Count the lines below that contain "content". Give only the number.

-- START OF TASK MATERIAL --

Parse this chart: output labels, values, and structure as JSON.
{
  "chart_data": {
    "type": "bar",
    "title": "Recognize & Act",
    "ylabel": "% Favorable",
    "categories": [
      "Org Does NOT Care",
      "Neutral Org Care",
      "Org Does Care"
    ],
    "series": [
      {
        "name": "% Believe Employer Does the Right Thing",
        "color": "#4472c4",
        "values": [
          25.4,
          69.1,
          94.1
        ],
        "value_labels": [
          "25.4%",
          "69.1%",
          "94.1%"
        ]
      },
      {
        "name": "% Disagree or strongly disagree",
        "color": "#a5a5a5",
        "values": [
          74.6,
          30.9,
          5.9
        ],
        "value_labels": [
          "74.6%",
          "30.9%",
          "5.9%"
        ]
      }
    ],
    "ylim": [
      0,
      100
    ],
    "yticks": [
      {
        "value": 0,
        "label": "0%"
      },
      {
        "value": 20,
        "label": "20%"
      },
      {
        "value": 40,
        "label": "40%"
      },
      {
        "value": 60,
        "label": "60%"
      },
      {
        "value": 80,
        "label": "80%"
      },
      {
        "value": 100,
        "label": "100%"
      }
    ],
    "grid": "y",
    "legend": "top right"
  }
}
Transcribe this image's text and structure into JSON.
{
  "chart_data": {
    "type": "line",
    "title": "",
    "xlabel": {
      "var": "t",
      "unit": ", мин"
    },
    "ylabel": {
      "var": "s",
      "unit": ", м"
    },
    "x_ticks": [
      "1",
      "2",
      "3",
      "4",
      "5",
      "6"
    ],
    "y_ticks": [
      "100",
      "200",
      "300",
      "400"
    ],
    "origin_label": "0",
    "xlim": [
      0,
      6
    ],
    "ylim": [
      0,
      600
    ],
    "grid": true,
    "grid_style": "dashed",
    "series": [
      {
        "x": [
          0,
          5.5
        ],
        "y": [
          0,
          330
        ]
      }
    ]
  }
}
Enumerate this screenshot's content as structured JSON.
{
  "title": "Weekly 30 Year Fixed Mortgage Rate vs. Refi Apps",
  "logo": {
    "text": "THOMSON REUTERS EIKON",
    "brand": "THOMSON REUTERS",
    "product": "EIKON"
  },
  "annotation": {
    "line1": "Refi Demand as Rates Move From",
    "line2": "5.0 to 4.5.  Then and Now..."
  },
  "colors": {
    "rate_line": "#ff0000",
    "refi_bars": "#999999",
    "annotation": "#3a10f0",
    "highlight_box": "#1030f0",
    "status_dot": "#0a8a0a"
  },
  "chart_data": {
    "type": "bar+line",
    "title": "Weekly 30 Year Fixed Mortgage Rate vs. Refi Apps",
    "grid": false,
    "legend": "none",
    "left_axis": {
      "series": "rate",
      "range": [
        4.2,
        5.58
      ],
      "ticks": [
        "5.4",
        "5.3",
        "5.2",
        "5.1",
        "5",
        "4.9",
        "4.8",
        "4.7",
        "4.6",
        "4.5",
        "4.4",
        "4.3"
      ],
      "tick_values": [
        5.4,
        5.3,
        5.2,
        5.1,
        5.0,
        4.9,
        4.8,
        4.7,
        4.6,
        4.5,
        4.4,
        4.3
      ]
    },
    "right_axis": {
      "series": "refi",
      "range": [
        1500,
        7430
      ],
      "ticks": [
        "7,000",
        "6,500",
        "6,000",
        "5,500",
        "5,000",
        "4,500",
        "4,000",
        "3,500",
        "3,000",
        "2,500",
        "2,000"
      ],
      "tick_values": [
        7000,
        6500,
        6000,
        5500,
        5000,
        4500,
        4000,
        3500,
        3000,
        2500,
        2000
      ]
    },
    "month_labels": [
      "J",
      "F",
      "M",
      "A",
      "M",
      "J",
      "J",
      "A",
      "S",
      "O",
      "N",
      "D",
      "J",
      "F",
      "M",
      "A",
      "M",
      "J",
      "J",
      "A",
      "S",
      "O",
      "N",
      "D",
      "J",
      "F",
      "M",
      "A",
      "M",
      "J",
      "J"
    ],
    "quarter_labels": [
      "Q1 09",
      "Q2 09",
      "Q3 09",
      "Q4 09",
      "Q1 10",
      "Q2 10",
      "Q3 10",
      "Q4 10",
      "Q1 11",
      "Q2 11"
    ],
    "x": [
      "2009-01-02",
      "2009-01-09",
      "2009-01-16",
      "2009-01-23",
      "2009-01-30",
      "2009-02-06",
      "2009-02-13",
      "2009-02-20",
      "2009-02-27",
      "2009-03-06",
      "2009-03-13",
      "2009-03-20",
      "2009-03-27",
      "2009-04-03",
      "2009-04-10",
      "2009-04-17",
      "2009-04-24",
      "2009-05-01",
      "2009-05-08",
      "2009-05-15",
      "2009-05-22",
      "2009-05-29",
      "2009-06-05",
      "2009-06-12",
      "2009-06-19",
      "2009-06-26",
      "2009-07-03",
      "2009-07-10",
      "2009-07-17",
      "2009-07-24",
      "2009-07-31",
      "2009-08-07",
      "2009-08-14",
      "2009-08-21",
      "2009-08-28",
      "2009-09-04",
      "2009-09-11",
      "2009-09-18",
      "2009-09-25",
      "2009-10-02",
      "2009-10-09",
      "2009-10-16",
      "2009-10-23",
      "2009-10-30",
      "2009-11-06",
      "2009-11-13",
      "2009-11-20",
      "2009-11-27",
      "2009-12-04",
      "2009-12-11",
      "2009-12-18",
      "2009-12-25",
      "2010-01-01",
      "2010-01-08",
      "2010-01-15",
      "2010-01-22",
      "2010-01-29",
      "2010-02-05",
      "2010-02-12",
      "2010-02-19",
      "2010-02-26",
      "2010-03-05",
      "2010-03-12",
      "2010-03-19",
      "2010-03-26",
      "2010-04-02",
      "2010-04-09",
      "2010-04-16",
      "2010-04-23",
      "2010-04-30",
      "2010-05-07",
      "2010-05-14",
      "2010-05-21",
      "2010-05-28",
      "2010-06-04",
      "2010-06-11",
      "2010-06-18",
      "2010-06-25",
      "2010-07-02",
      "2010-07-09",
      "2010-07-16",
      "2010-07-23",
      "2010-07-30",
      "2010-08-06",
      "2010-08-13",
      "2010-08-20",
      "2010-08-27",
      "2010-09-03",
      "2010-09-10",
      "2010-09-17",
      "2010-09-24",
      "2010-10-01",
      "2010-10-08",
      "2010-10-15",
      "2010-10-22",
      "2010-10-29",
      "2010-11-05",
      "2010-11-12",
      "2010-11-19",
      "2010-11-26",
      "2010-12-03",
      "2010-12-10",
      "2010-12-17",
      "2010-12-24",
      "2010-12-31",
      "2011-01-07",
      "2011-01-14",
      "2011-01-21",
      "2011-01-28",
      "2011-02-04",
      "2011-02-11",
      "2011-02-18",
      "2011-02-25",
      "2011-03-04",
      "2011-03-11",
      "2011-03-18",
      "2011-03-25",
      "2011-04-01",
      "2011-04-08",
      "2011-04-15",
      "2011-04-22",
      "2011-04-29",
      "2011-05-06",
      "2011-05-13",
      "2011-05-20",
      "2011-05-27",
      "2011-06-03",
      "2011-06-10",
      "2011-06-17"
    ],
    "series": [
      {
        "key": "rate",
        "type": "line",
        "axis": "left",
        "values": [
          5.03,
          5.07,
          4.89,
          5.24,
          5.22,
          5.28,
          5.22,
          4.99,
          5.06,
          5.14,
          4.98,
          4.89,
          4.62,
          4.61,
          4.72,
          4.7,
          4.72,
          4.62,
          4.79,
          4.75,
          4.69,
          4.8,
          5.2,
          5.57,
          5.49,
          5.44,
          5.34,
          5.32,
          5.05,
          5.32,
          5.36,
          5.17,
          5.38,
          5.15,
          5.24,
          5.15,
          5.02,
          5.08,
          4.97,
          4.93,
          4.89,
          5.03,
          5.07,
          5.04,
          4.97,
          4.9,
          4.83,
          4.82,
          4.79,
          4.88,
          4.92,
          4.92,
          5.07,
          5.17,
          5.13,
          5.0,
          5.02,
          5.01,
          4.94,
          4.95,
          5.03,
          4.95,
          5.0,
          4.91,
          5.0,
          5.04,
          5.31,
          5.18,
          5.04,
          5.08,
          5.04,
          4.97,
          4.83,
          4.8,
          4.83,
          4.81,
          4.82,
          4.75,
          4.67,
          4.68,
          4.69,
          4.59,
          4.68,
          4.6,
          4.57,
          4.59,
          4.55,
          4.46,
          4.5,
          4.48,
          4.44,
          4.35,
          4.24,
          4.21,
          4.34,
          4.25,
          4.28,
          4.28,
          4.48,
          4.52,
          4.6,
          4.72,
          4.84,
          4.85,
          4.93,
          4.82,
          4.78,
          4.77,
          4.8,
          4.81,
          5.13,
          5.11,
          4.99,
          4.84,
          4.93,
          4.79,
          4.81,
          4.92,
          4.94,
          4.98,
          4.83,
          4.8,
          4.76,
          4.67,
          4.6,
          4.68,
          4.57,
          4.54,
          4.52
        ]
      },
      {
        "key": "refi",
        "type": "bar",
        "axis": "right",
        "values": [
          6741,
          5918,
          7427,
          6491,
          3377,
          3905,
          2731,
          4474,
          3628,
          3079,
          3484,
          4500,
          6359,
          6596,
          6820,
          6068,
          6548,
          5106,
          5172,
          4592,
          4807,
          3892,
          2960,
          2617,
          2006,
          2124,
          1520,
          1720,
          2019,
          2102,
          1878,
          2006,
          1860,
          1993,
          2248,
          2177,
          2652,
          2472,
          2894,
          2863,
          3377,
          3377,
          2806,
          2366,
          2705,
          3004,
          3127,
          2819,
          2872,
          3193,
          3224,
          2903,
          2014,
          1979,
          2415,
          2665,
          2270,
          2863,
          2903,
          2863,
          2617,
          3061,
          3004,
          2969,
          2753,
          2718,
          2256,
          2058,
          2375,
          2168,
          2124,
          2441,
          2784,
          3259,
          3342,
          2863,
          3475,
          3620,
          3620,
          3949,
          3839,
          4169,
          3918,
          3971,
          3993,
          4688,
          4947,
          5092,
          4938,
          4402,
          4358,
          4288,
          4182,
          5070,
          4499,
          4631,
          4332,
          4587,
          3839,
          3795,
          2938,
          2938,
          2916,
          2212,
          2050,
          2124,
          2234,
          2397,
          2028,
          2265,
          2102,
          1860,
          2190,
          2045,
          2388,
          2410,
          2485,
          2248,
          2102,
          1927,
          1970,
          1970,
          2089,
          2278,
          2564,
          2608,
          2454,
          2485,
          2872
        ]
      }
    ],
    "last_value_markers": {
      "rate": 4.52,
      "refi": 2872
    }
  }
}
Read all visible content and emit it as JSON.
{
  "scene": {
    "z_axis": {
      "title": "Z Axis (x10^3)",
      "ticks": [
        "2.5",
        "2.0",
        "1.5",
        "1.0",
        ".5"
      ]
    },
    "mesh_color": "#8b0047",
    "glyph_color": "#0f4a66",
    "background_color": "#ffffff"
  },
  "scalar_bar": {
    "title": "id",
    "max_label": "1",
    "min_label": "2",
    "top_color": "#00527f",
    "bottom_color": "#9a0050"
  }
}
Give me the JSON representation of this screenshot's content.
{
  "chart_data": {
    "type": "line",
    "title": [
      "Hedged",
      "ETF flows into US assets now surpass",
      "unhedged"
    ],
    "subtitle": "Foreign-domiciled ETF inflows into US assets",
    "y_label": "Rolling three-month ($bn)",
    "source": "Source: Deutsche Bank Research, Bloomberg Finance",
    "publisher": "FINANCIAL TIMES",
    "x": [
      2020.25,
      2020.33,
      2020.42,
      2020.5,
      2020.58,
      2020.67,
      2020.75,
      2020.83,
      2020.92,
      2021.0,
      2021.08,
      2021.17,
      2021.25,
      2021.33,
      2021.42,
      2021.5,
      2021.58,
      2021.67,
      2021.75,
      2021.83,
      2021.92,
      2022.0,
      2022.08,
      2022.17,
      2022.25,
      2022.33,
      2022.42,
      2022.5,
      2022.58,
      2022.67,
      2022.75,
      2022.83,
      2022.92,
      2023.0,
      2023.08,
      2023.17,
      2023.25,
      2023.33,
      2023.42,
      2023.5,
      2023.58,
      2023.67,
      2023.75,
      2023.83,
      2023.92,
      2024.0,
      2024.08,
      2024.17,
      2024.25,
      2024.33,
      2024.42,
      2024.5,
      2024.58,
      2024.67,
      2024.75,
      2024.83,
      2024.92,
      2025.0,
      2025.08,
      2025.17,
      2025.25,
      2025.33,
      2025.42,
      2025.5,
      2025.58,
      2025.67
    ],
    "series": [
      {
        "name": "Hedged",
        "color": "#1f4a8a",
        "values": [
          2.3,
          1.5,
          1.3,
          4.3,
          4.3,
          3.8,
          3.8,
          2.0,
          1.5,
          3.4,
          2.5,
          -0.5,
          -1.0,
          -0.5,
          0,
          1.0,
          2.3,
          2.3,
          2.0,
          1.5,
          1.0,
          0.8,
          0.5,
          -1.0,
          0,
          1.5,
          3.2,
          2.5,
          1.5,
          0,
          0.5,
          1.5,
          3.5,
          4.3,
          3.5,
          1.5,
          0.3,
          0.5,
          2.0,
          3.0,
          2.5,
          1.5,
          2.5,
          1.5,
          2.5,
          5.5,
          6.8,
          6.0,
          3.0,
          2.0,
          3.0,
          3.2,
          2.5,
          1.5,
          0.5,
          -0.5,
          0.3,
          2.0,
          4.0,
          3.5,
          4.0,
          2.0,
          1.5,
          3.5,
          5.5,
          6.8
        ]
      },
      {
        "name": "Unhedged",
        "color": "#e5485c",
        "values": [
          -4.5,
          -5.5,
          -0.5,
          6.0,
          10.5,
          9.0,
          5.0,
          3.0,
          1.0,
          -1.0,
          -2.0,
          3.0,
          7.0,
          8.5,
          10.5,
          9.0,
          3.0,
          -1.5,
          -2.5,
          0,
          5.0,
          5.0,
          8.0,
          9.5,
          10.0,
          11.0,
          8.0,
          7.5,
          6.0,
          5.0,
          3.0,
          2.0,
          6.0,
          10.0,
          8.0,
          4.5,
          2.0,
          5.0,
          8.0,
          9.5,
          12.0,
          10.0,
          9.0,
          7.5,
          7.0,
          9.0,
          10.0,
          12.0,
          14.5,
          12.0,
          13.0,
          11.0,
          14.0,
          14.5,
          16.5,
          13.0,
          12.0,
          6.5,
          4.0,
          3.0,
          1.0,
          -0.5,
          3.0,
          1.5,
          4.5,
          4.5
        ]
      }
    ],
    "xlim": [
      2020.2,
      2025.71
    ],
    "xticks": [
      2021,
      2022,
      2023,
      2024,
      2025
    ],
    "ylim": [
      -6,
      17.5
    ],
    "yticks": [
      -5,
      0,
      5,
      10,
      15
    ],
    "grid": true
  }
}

-- END OF TASK MATERIAL --

:: WRITTEN ANSWER ::
3